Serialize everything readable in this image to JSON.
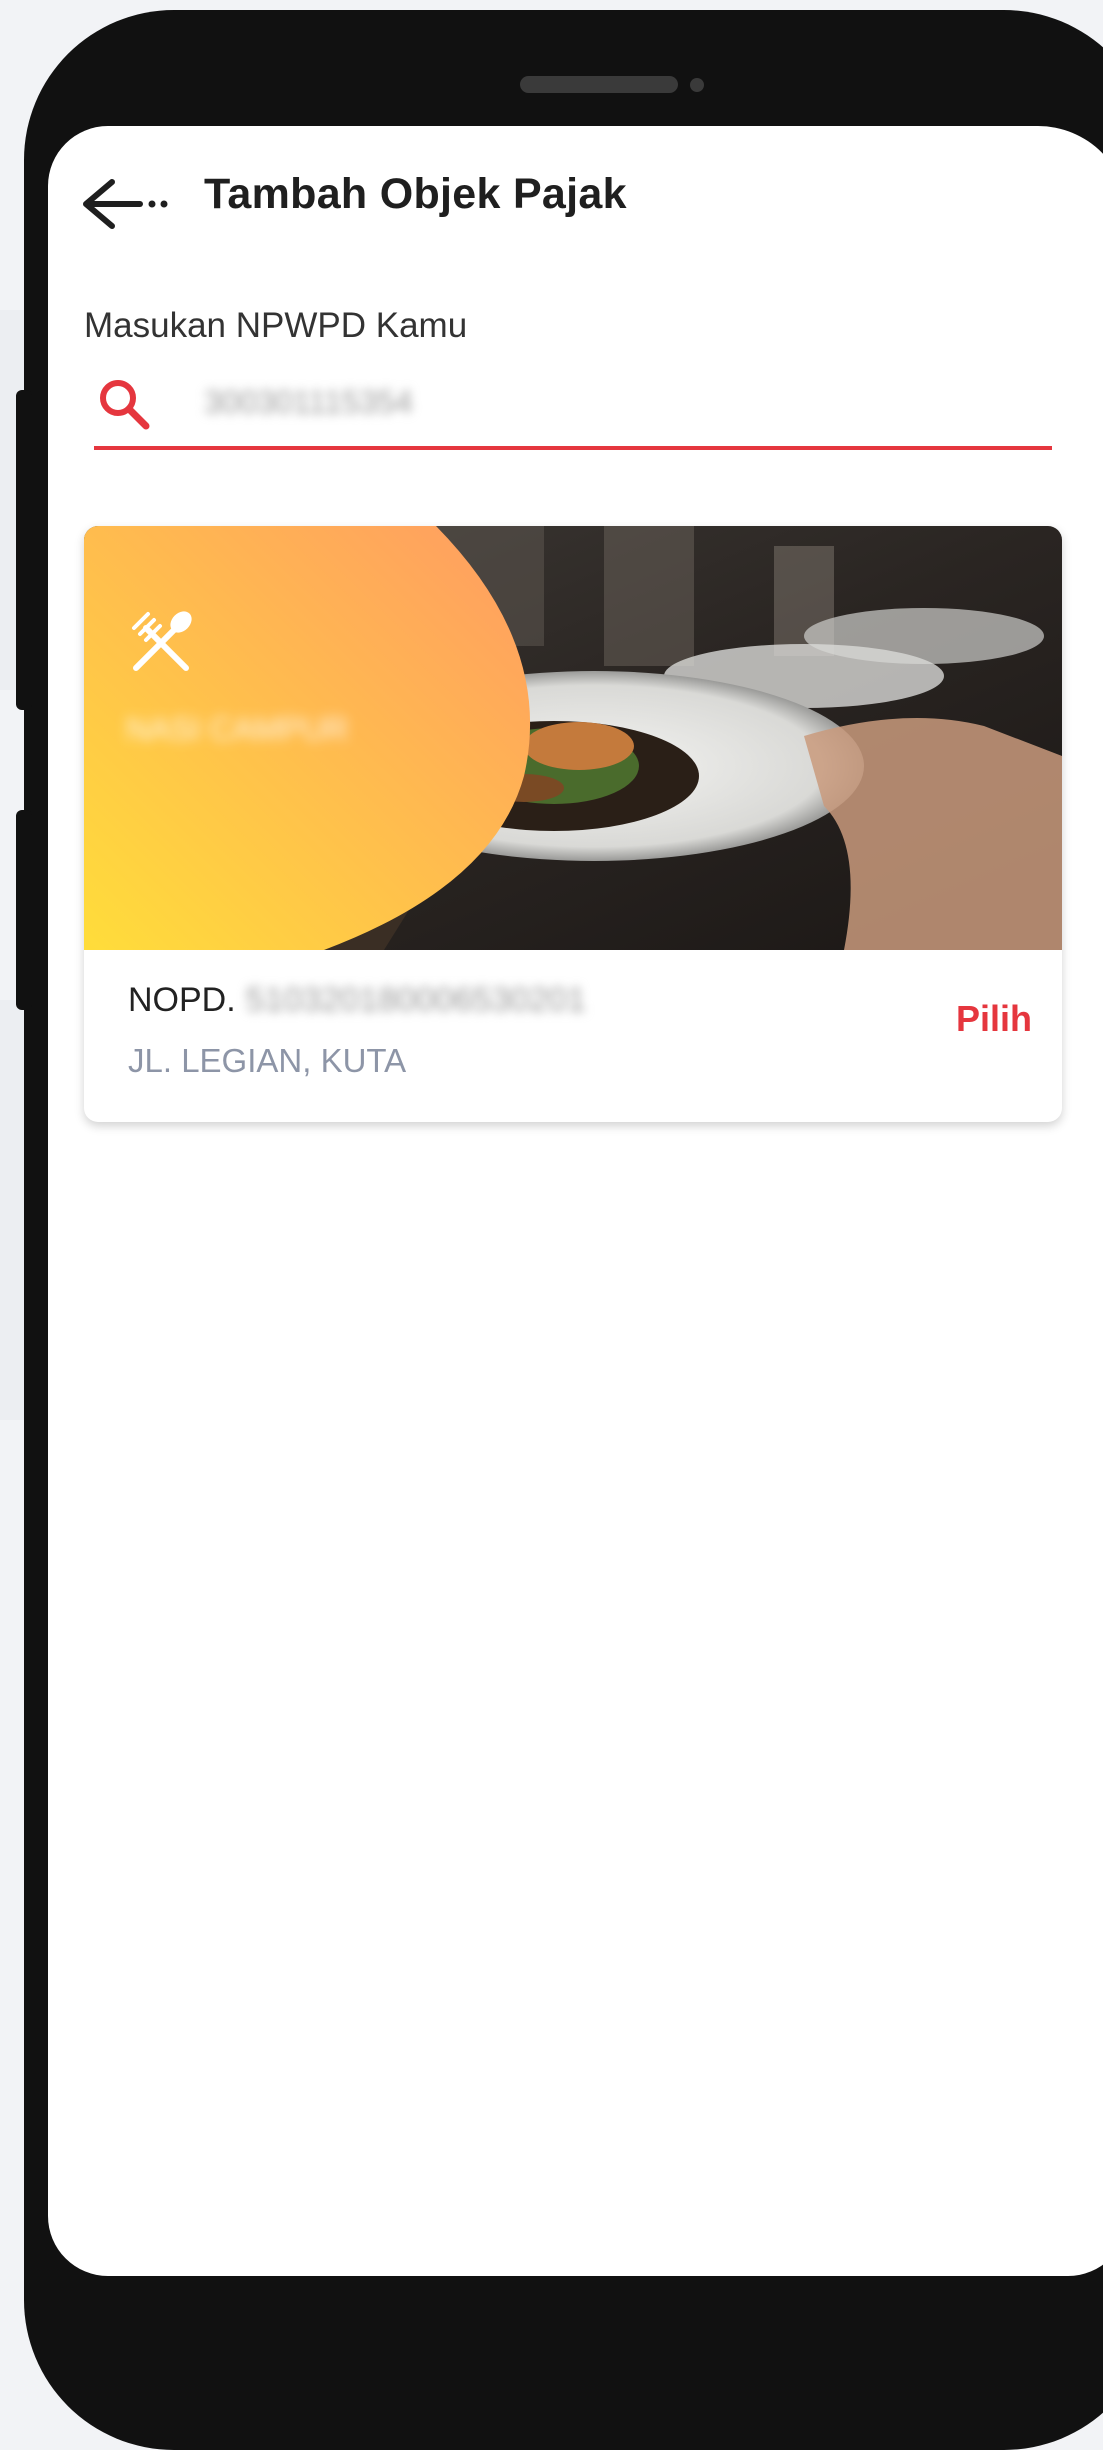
{
  "header": {
    "title": "Tambah Objek Pajak",
    "back_icon": "arrow-left-icon"
  },
  "form": {
    "label": "Masukan NPWPD Kamu",
    "search_icon": "search-icon",
    "npwpd_value": "300301115354"
  },
  "result_card": {
    "category_icon": "fork-spoon-icon",
    "category_name": "NASI CAMPUR",
    "nopd_label": "NOPD.",
    "nopd_value": "510320180006530201",
    "address": "JL. LEGIAN, KUTA",
    "action_label": "Pilih"
  },
  "colors": {
    "accent": "#e5363e",
    "title": "#1f1f1f",
    "address": "#8d95a7",
    "badge_gradient_start": "#ffdd3a",
    "badge_gradient_end": "#ff9c62"
  }
}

▸ **Work to complete**
Of the lines in the data above, how many contain the word "icon"? Give only that figure.

▸ **The response**
3